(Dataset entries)
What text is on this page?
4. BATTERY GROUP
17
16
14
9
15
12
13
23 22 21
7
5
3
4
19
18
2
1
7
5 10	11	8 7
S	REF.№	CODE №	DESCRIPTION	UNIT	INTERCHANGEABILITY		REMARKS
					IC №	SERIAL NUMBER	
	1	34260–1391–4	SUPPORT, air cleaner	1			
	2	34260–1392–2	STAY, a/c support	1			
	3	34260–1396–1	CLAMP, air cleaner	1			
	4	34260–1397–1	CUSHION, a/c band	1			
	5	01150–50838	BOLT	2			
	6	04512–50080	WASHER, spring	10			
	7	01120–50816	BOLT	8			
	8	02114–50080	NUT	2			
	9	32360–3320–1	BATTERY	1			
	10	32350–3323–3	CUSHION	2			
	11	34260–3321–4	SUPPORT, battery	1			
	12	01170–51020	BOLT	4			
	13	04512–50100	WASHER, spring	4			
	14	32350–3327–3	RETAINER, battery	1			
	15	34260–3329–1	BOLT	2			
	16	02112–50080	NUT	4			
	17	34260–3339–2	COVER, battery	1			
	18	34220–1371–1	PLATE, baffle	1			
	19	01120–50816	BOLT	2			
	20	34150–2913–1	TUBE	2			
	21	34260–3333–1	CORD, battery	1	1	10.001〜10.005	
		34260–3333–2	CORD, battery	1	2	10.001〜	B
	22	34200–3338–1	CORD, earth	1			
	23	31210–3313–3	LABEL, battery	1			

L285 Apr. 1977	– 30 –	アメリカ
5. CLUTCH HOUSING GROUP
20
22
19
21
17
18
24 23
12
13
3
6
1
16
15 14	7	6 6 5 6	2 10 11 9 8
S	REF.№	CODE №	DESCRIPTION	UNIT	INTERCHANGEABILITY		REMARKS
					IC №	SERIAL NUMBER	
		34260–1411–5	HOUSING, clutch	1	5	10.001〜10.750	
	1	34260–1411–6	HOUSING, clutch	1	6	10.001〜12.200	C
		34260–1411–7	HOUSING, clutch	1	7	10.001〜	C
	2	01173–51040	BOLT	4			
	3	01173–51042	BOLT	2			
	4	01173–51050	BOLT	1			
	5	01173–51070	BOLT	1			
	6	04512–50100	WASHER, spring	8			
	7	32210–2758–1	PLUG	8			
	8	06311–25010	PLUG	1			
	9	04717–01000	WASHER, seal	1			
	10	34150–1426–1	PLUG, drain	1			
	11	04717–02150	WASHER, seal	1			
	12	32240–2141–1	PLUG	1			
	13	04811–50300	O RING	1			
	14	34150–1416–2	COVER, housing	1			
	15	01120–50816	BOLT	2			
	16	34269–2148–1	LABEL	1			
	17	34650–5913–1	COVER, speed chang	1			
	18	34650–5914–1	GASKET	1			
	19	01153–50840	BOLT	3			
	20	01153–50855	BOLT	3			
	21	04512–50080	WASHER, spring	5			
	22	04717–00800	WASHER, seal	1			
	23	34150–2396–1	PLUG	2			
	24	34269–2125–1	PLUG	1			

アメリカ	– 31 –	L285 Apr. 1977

* * *

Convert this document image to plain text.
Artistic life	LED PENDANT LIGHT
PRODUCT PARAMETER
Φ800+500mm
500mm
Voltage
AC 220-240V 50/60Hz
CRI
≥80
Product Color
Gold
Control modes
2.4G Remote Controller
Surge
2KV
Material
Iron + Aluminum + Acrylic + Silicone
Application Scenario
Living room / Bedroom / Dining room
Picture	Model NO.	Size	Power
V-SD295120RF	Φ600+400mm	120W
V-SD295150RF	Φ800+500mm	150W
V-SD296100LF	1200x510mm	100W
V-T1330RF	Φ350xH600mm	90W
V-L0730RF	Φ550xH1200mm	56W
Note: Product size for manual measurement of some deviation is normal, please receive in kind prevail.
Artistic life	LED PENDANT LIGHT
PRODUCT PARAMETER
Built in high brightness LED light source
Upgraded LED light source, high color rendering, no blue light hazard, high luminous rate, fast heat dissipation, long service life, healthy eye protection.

Your task
Show all lines from the data above in which the word "this" appears.

Complete answer
What text is on this page?
Convert this document image to plain text.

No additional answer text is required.